==== Given entries

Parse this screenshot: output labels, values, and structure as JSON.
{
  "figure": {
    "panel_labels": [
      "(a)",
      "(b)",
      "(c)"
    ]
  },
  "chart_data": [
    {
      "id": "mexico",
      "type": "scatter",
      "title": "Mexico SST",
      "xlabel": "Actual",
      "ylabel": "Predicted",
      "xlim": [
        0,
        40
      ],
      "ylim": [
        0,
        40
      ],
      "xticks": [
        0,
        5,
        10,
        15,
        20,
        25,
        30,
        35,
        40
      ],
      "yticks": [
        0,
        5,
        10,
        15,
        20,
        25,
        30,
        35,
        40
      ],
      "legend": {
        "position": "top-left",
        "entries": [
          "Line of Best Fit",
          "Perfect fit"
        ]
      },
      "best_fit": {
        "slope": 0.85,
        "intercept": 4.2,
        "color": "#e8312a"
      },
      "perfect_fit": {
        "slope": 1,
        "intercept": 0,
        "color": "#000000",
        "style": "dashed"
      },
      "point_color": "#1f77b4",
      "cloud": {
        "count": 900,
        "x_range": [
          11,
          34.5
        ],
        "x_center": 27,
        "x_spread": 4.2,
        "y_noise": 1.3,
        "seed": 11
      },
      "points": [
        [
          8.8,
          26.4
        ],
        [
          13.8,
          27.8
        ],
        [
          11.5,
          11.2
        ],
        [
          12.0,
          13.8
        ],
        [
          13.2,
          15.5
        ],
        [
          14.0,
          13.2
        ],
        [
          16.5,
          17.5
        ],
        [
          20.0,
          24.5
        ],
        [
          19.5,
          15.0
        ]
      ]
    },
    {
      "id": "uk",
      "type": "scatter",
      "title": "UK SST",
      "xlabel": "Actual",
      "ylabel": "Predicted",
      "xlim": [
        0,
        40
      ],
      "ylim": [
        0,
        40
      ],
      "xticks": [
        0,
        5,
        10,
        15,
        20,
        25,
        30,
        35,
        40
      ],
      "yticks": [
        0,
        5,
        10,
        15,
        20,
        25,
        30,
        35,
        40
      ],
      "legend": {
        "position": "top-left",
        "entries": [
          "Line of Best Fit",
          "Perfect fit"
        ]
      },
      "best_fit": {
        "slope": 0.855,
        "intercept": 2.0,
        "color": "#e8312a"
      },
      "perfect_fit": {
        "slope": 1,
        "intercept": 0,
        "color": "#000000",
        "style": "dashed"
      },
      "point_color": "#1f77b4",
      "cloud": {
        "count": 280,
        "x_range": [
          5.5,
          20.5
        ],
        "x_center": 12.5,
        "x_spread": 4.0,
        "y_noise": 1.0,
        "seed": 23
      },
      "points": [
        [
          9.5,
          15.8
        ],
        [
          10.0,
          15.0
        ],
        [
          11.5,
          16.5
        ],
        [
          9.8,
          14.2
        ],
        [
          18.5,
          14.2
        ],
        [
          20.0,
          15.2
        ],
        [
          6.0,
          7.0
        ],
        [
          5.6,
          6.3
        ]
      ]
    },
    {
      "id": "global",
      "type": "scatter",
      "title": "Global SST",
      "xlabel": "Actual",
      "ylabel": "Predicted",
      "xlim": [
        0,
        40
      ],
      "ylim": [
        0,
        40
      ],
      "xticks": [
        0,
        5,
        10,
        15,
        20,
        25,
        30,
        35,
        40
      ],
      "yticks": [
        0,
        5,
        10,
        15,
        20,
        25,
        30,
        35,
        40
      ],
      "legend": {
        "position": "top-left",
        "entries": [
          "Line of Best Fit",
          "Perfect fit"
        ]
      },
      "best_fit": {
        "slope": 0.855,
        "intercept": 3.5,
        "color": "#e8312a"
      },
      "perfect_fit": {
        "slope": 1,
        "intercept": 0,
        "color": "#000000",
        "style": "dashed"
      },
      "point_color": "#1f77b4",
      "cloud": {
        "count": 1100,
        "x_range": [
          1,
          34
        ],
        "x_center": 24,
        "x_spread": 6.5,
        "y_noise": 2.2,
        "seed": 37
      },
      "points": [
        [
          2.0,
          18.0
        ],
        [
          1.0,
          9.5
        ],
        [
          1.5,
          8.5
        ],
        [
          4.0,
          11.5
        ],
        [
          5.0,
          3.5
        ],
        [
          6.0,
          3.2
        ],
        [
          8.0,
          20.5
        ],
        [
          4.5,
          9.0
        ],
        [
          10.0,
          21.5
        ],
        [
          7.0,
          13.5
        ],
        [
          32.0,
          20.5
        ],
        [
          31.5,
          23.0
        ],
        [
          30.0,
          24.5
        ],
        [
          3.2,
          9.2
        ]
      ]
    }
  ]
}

========

§ **What to work on**
Print the complete listing again, exactly as it stands.

§ **Output**
Parse this screenshot: output labels, values, and structure as JSON.
{
  "figure": {
    "panel_labels": [
      "(a)",
      "(b)",
      "(c)"
    ]
  },
  "chart_data": [
    {
      "id": "mexico",
      "type": "scatter",
      "title": "Mexico SST",
      "xlabel": "Actual",
      "ylabel": "Predicted",
      "xlim": [
        0,
        40
      ],
      "ylim": [
        0,
        40
      ],
      "xticks": [
        0,
        5,
        10,
        15,
        20,
        25,
        30,
        35,
        40
      ],
      "yticks": [
        0,
        5,
        10,
        15,
        20,
        25,
        30,
        35,
        40
      ],
      "legend": {
        "position": "top-left",
        "entries": [
          "Line of Best Fit",
          "Perfect fit"
        ]
      },
      "best_fit": {
        "slope": 0.85,
        "intercept": 4.2,
        "color": "#e8312a"
      },
      "perfect_fit": {
        "slope": 1,
        "intercept": 0,
        "color": "#000000",
        "style": "dashed"
      },
      "point_color": "#1f77b4",
      "cloud": {
        "count": 900,
        "x_range": [
          11,
          34.5
        ],
        "x_center": 27,
        "x_spread": 4.2,
        "y_noise": 1.3,
        "seed": 11
      },
      "points": [
        [
          8.8,
          26.4
        ],
        [
          13.8,
          27.8
        ],
        [
          11.5,
          11.2
        ],
        [
          12.0,
          13.8
        ],
        [
          13.2,
          15.5
        ],
        [
          14.0,
          13.2
        ],
        [
          16.5,
          17.5
        ],
        [
          20.0,
          24.5
        ],
        [
          19.5,
          15.0
        ]
      ]
    },
    {
      "id": "uk",
      "type": "scatter",
      "title": "UK SST",
      "xlabel": "Actual",
      "ylabel": "Predicted",
      "xlim": [
        0,
        40
      ],
      "ylim": [
        0,
        40
      ],
      "xticks": [
        0,
        5,
        10,
        15,
        20,
        25,
        30,
        35,
        40
      ],
      "yticks": [
        0,
        5,
        10,
        15,
        20,
        25,
        30,
        35,
        40
      ],
      "legend": {
        "position": "top-left",
        "entries": [
          "Line of Best Fit",
          "Perfect fit"
        ]
      },
      "best_fit": {
        "slope": 0.855,
        "intercept": 2.0,
        "color": "#e8312a"
      },
      "perfect_fit": {
        "slope": 1,
        "intercept": 0,
        "color": "#000000",
        "style": "dashed"
      },
      "point_color": "#1f77b4",
      "cloud": {
        "count": 280,
        "x_range": [
          5.5,
          20.5
        ],
        "x_center": 12.5,
        "x_spread": 4.0,
        "y_noise": 1.0,
        "seed": 23
      },
      "points": [
        [
          9.5,
          15.8
        ],
        [
          10.0,
          15.0
        ],
        [
          11.5,
          16.5
        ],
        [
          9.8,
          14.2
        ],
        [
          18.5,
          14.2
        ],
        [
          20.0,
          15.2
        ],
        [
          6.0,
          7.0
        ],
        [
          5.6,
          6.3
        ]
      ]
    },
    {
      "id": "global",
      "type": "scatter",
      "title": "Global SST",
      "xlabel": "Actual",
      "ylabel": "Predicted",
      "xlim": [
        0,
        40
      ],
      "ylim": [
        0,
        40
      ],
      "xticks": [
        0,
        5,
        10,
        15,
        20,
        25,
        30,
        35,
        40
      ],
      "yticks": [
        0,
        5,
        10,
        15,
        20,
        25,
        30,
        35,
        40
      ],
      "legend": {
        "position": "top-left",
        "entries": [
          "Line of Best Fit",
          "Perfect fit"
        ]
      },
      "best_fit": {
        "slope": 0.855,
        "intercept": 3.5,
        "color": "#e8312a"
      },
      "perfect_fit": {
        "slope": 1,
        "intercept": 0,
        "color": "#000000",
        "style": "dashed"
      },
      "point_color": "#1f77b4",
      "cloud": {
        "count": 1100,
        "x_range": [
          1,
          34
        ],
        "x_center": 24,
        "x_spread": 6.5,
        "y_noise": 2.2,
        "seed": 37
      },
      "points": [
        [
          2.0,
          18.0
        ],
        [
          1.0,
          9.5
        ],
        [
          1.5,
          8.5
        ],
        [
          4.0,
          11.5
        ],
        [
          5.0,
          3.5
        ],
        [
          6.0,
          3.2
        ],
        [
          8.0,
          20.5
        ],
        [
          4.5,
          9.0
        ],
        [
          10.0,
          21.5
        ],
        [
          7.0,
          13.5
        ],
        [
          32.0,
          20.5
        ],
        [
          31.5,
          23.0
        ],
        [
          30.0,
          24.5
        ],
        [
          3.2,
          9.2
        ]
      ]
    }
  ]
}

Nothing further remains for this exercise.